Texto extraído:
Nao deixo, no entanto, de lamentar essa dramatica decisao, aparentemente in extremis , do UC. Nao necessariamente pela 'modernidade' em nome da qual se manifestam, uma vez que, como venho repetindo, estou bastante kafusa sobre o que isso possa significar no contexto do Carnaval Angolano, mas pela diversidade que, obviamente, se perde com a saida de um grupo que, pelos ecos que me vao chegando, se tornou tao proeminente no Carnaval de Luanda durante a ultima decada. E sentindo-me tao frequentemente entre os excluidos e rejeitados de toda a ordem e natureza, nao posso, em nome do conceito de cidadania e seus respectivos direitos, deixar de sentir simpatia por quem tambem assim se sinta em quaisquer circunstancias.
Porem, porque e’ (foi) Carnaval, espero que nao me levem a mal por sugerir aos membros do UC que 'sigam o leader' (a.k.a. Banda Desenhada) e vao paradear toda a sua 'modernidade' no Carnaval de Benguela… ou, ja' agora, em Portugal, onde abriram recentemente uma "delegacao"... ali e’ que talvez ninguem mesmo lhes vai levar a mal!

Relação do material:

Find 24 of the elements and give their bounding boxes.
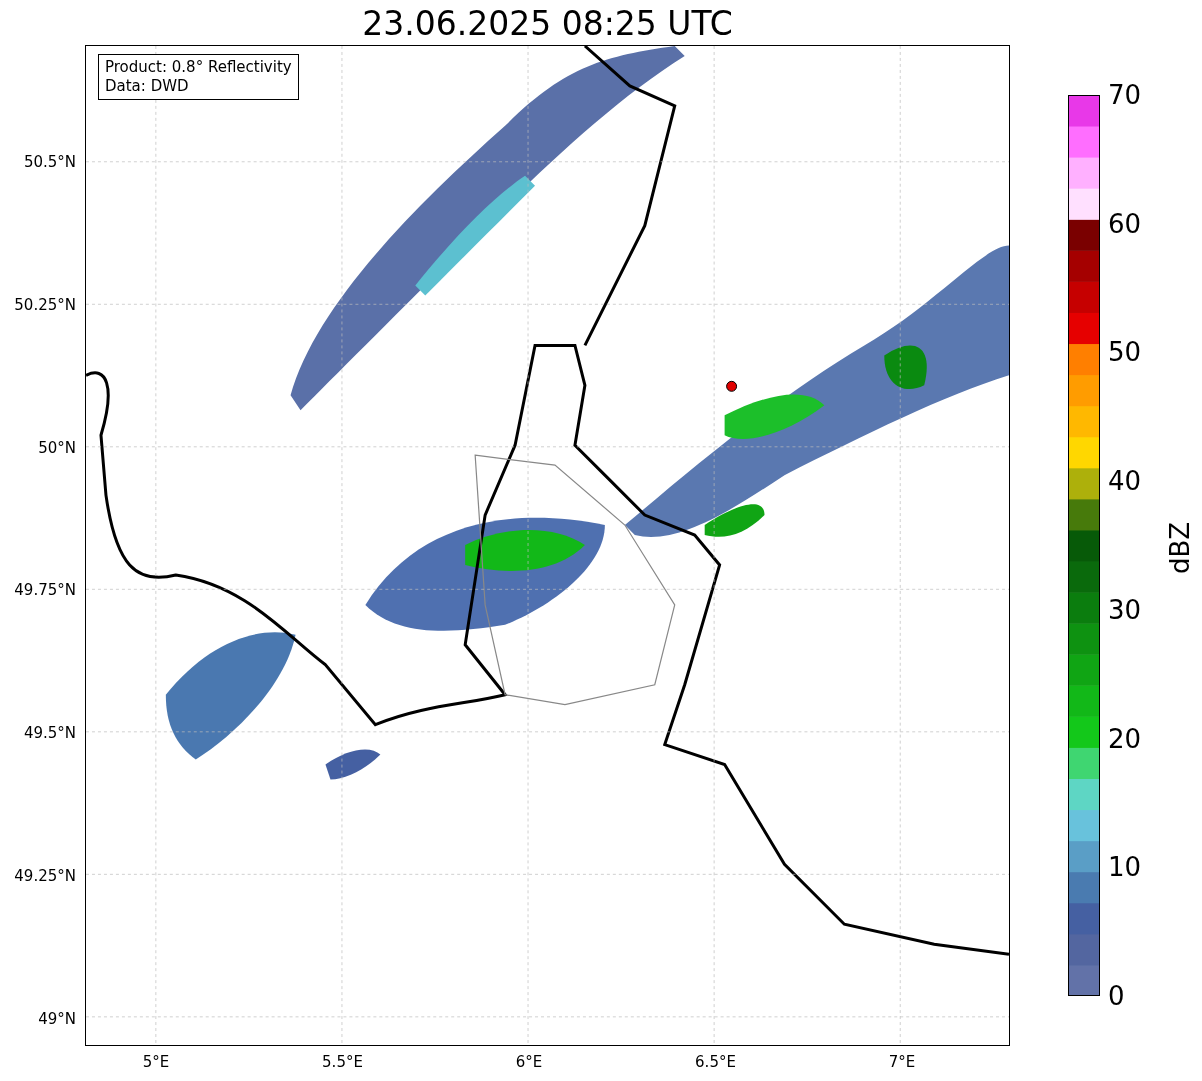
legend-text: Data: DWD bbox=[105, 77, 190, 96]
tick-label: 70 bbox=[1108, 80, 1142, 110]
tick-label: 49.25°N bbox=[14, 867, 76, 885]
tick-label: 50.5°N bbox=[23, 153, 76, 171]
tick-label: 40 bbox=[1108, 466, 1142, 497]
tick-label: 20 bbox=[1108, 723, 1142, 754]
chart-title: 23.06.2025 08:25 UTC bbox=[361, 4, 734, 44]
tick-label: 5°E bbox=[142, 1053, 170, 1071]
tick-label: 6°E bbox=[515, 1053, 543, 1071]
tick-label: 6.5°E bbox=[695, 1053, 736, 1071]
tick-label: 60 bbox=[1108, 208, 1142, 239]
tick-label: 49°N bbox=[38, 1009, 76, 1028]
tick-label: 50°N bbox=[38, 438, 76, 457]
axis-label: dBZ bbox=[1165, 521, 1195, 575]
tick-label: 49.75°N bbox=[14, 581, 76, 600]
tick-label: 49.5°N bbox=[23, 724, 76, 743]
tick-label: 50 bbox=[1108, 337, 1142, 368]
tick-label: 50.25°N bbox=[14, 295, 76, 314]
legend-text: Product: 0.8° Reflectivity bbox=[105, 58, 292, 77]
tick-label: 30 bbox=[1108, 594, 1142, 625]
tick-label: 7°E bbox=[888, 1053, 916, 1071]
tick-label: 5.5°E bbox=[322, 1053, 363, 1071]
tick-label: 0 bbox=[1108, 980, 1125, 1011]
tick-label: 10 bbox=[1108, 852, 1142, 883]
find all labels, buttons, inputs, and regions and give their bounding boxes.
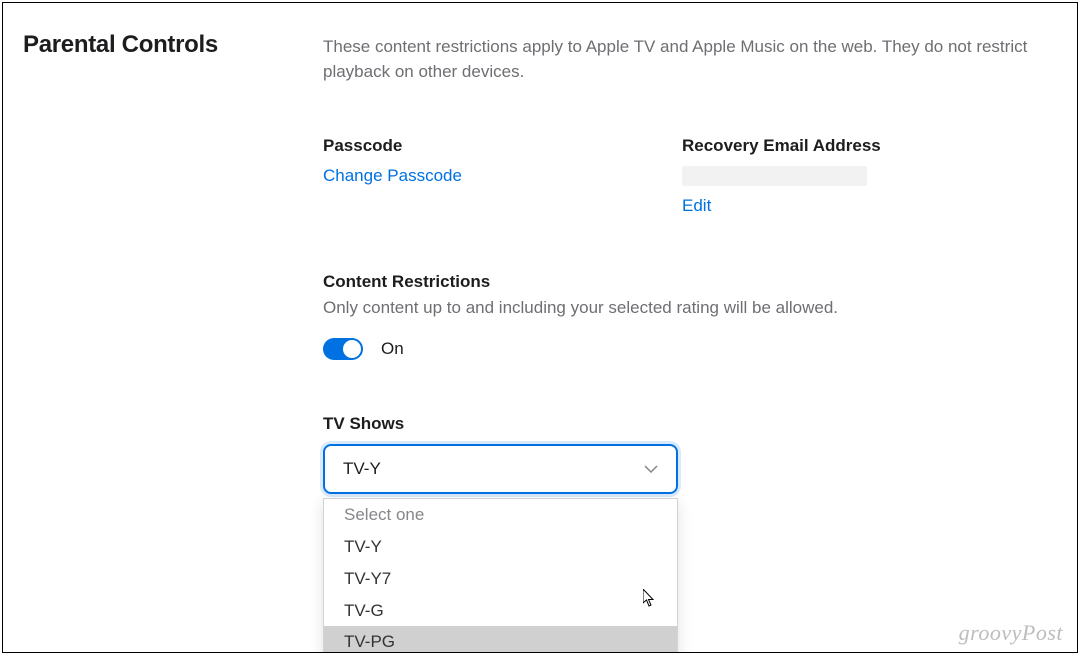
passcode-label: Passcode <box>323 136 682 156</box>
page-description: These content restrictions apply to Appl… <box>323 35 1041 84</box>
toggle-state-label: On <box>381 339 404 359</box>
tv-shows-selected-value: TV-Y <box>343 459 381 479</box>
watermark: groovyPost <box>959 620 1063 646</box>
dropdown-option[interactable]: TV-PG <box>324 626 677 653</box>
recovery-email-label: Recovery Email Address <box>682 136 1041 156</box>
chevron-down-icon <box>644 465 658 473</box>
edit-recovery-link[interactable]: Edit <box>682 196 711 216</box>
toggle-knob <box>343 340 361 358</box>
dropdown-option[interactable]: Select one <box>324 499 677 531</box>
dropdown-option[interactable]: TV-Y7 <box>324 563 677 595</box>
recovery-email-value <box>682 166 867 186</box>
tv-shows-dropdown[interactable]: Select oneTV-YTV-Y7TV-GTV-PGTV-14TV-MA <box>323 498 678 653</box>
tv-shows-label: TV Shows <box>323 414 1041 434</box>
dropdown-option[interactable]: TV-Y <box>324 531 677 563</box>
content-restrictions-subtext: Only content up to and including your se… <box>323 298 1041 318</box>
change-passcode-link[interactable]: Change Passcode <box>323 166 462 186</box>
content-restrictions-toggle[interactable] <box>323 338 363 360</box>
dropdown-option[interactable]: TV-G <box>324 595 677 627</box>
tv-shows-select[interactable]: TV-Y <box>323 444 678 494</box>
content-restrictions-heading: Content Restrictions <box>323 272 1041 292</box>
page-title: Parental Controls <box>23 31 323 59</box>
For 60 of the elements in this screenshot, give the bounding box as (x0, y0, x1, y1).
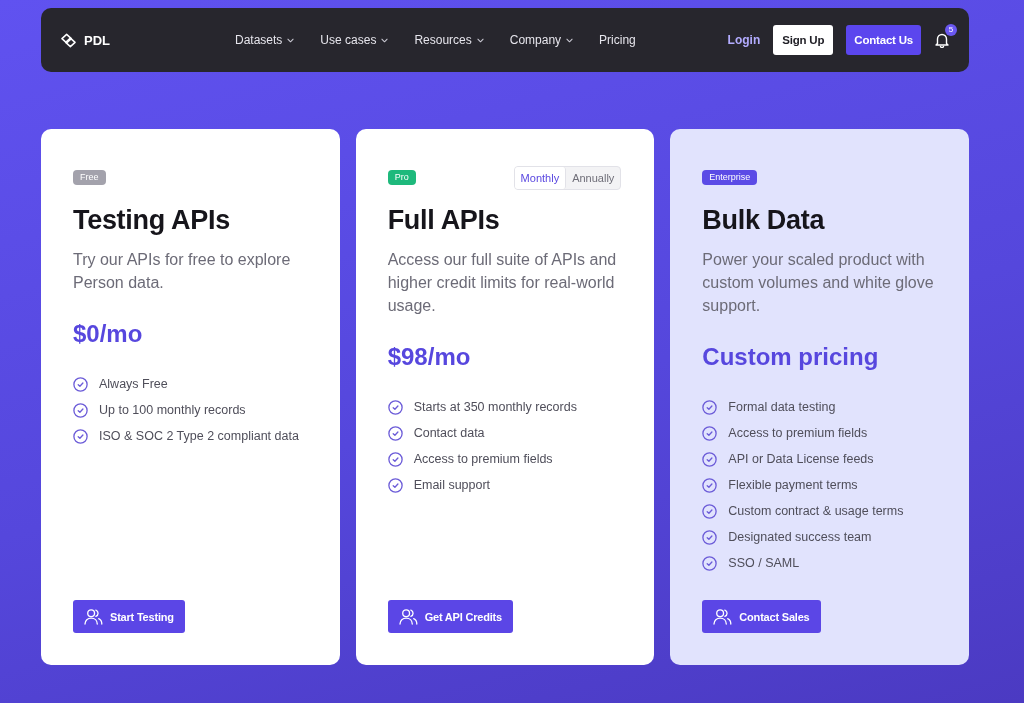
feature-text: Access to premium fields (728, 426, 868, 440)
billing-tab[interactable]: Monthly (514, 166, 567, 189)
check-circle-icon (702, 529, 718, 545)
users-icon (398, 608, 418, 625)
notification-count: 5 (945, 24, 957, 36)
feature-text: Formal data testing (728, 400, 836, 414)
plan-price: Custom pricing (702, 342, 880, 372)
check-circle-icon (702, 425, 718, 441)
check-circle-icon (387, 477, 403, 493)
feature-text: Access to premium fields (413, 452, 553, 466)
plan-badge: Free (73, 170, 106, 185)
feature-text: API or Data License feeds (728, 452, 874, 466)
nav-link[interactable]: Resources (414, 33, 484, 47)
plan-badge: Pro (387, 170, 416, 185)
check-circle-icon (73, 428, 88, 444)
check-circle-icon (73, 402, 88, 418)
users-icon (713, 608, 733, 625)
check-circle-icon (702, 477, 718, 493)
feature-text: Always Free (99, 377, 168, 391)
plan-price: $98/mo (387, 342, 472, 372)
contact-button[interactable]: Contact Us (846, 25, 921, 55)
check-circle-icon (702, 555, 718, 571)
plan-title: Full APIs (387, 204, 501, 237)
plan-title: Testing APIs (73, 204, 231, 237)
plan-price: $0/mo (73, 319, 144, 349)
nav-link[interactable]: Company (509, 33, 574, 47)
check-circle-icon (702, 451, 718, 467)
nav-link[interactable]: Use cases (320, 33, 389, 47)
feature-text: Flexible payment terms (728, 478, 858, 492)
feature-text: Custom contract & usage terms (728, 504, 904, 518)
check-circle-icon (387, 451, 403, 467)
feature-text: Up to 100 monthly records (99, 403, 246, 417)
feature-text: ISO & SOC 2 Type 2 compliant data (99, 429, 299, 443)
plan-description: Try our APIs for free to explore Person data. (73, 250, 292, 293)
check-circle-icon (702, 399, 718, 415)
feature-text: Starts at 350 monthly records (413, 400, 577, 414)
plan-description: Access our full suite of APIs and higher credit limits for real-world usage. (387, 250, 618, 316)
logo-icon[interactable] (60, 32, 77, 48)
brand-name[interactable]: PDL (84, 32, 110, 48)
plan-button[interactable]: Start Testing (73, 600, 185, 633)
nav-link[interactable]: Datasets (235, 33, 295, 47)
feature-text: Contact data (413, 426, 485, 440)
check-circle-icon (702, 503, 718, 519)
plan-description: Power your scaled product with custom volumes and white glove support. (702, 250, 935, 316)
check-circle-icon (73, 376, 88, 392)
nav-link[interactable]: Pricing (599, 33, 636, 47)
login-link[interactable]: Login (727, 33, 761, 47)
check-circle-icon (387, 425, 403, 441)
billing-tab[interactable]: Annually (566, 166, 621, 189)
bell-icon[interactable] (934, 32, 950, 48)
plan-title: Bulk Data (702, 204, 826, 237)
users-icon (84, 608, 103, 625)
sign-up-button[interactable]: Sign Up (773, 25, 834, 55)
plan-button[interactable]: Contact Sales (702, 600, 821, 633)
plan-button[interactable]: Get API Credits (387, 600, 513, 633)
feature-text: Designated success team (728, 530, 872, 544)
feature-text: SSO / SAML (728, 556, 800, 570)
feature-text: Email support (413, 478, 491, 492)
plan-badge: Enterprise (702, 170, 758, 185)
check-circle-icon (387, 399, 403, 415)
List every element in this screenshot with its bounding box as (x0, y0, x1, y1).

Tarefa 1: Segundo o texto sobre o Carnaval, em que país o UC abriu recentemente uma "delegacao"?
Tarefa 2: Devolva, por favor, o trecho do texto sobre o Carnaval de "Porem, porque e’" a "levar a mal!", sem nenhuma alteração.
Tarefa 3: Continue o texto sobre o Carnaval a partir do ponto em que ele termina.
O material não tem relação com o texto sobre o Carnaval.

Resposta 1: Em Portugal.

Resposta 2:
Porem, porque e’ (foi) Carnaval, espero que nao me levem a mal por sugerir aos membros do UC que 'sigam o leader' (a.k.a. Banda Desenhada) e vao paradear toda a sua 'modernidade' no Carnaval de Benguela… ou, ja' agora, em Portugal, onde abriram recentemente uma "delegacao"... ali e’ que talvez ninguem mesmo lhes vai levar a mal!

Resposta 3:
Entretanto...
Numa segunda abordagem, porem, talvez a principal razao de eu estar tao kafusa nao tenha bem a ver com a decisao dos UC, mas mais com o facto de eu ter pensado, como aqui expressei, que "progresso" (ou, se se preferir, "modernidade") em termos de "semba, kizomba e kuduro", especialmente se em comparacao com outras formas de expressao desses generos, poderia (tambem e por exemplo) significar o que ouve nesse Kamusekele do Dog Murras com o Kota Bonga, utilizando sons, ritmos e o espirito do Carnaval tradicional de Luanda... E nao e' que esse mesmo Kamusekele so' me trouxe bwerere' do bwe' do bwe' de makas de sanzala aki pro mo kubiku, com ameacas de morte e tudo?!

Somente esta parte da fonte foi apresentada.